• _Work to do_: From the listing below, extract every line containing "color".

·····

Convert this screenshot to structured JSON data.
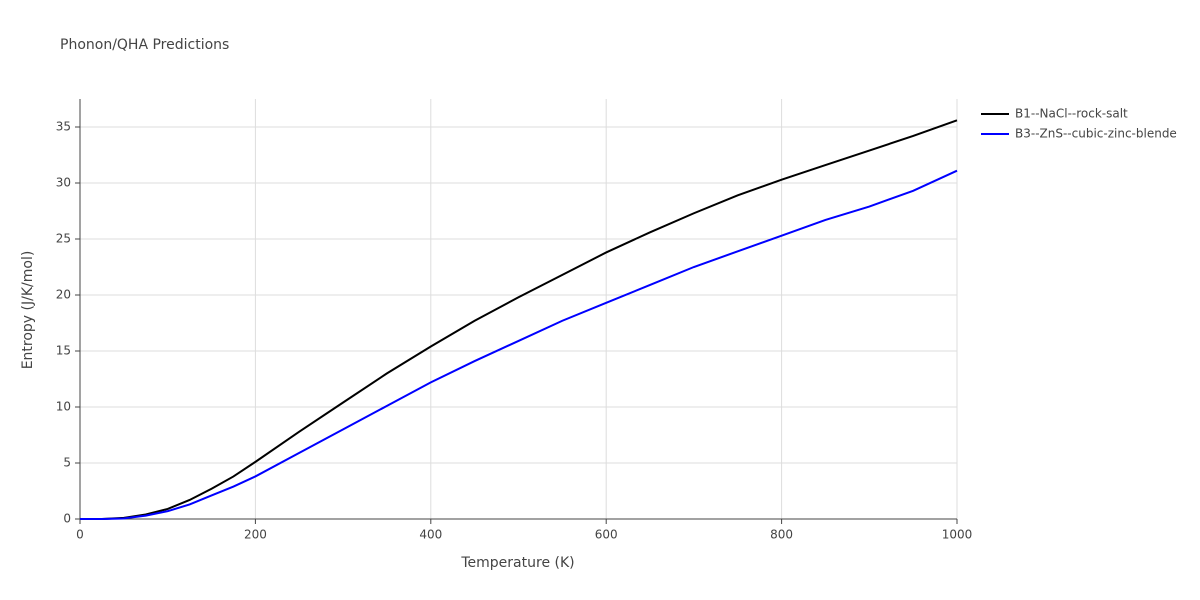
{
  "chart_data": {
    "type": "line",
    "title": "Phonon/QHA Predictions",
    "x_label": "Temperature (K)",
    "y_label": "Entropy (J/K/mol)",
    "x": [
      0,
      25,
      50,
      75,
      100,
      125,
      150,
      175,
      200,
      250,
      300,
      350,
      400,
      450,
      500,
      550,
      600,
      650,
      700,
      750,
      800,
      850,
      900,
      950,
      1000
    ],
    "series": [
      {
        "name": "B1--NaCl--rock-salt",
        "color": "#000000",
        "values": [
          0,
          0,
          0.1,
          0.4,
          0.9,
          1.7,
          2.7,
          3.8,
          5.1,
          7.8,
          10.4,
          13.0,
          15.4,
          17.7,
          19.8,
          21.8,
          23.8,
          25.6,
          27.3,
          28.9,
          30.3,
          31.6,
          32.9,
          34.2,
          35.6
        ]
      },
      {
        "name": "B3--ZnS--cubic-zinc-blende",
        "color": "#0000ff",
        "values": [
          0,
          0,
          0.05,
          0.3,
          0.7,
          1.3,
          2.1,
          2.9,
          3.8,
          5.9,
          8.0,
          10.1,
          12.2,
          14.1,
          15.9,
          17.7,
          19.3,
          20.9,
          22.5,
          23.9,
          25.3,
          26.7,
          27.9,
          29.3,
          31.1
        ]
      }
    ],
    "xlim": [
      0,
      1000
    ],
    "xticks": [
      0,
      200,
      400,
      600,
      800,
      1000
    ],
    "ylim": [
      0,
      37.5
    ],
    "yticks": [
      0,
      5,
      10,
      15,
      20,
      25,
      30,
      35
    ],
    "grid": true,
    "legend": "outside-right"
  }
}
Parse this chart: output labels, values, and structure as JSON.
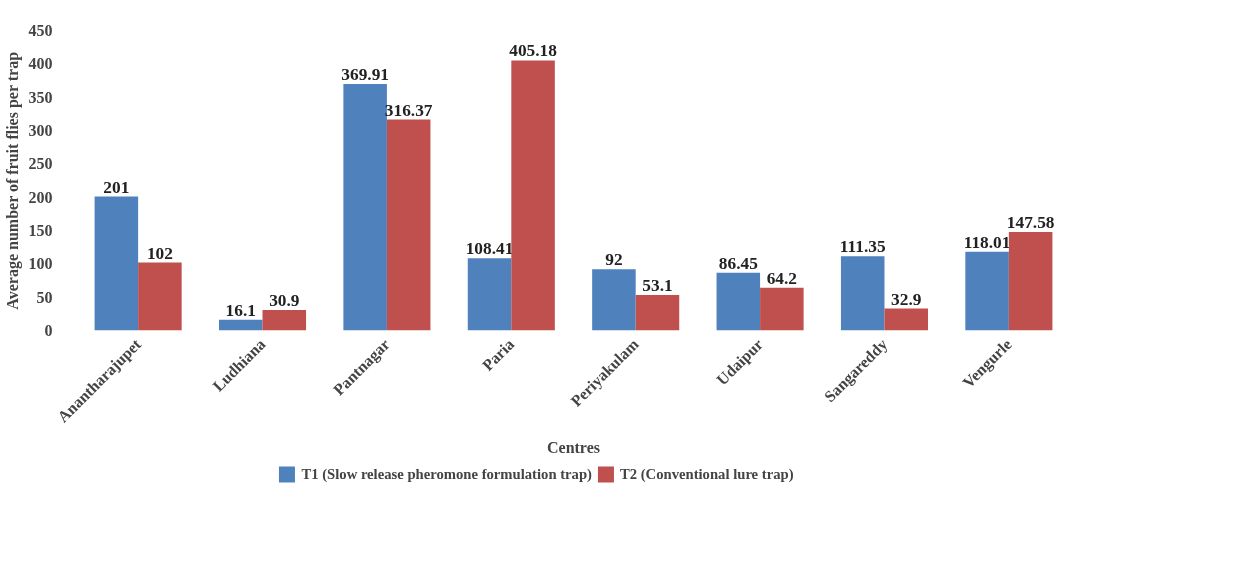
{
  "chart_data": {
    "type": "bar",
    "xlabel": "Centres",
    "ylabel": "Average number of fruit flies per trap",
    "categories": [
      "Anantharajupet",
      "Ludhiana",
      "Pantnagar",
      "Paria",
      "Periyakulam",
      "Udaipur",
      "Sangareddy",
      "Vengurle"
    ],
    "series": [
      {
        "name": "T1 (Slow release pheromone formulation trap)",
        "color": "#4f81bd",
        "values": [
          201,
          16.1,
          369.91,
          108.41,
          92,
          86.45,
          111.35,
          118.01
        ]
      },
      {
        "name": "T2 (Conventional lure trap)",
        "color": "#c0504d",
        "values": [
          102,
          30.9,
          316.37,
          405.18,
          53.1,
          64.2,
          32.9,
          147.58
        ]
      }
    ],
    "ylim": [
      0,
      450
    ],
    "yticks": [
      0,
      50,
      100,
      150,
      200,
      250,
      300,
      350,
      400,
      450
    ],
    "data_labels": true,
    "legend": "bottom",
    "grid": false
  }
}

·····

• _Correct output_:
        "color": "#000000",
        "color": "#0000ff",
        "color": "#4f81bd",
        "color": "#c0504d",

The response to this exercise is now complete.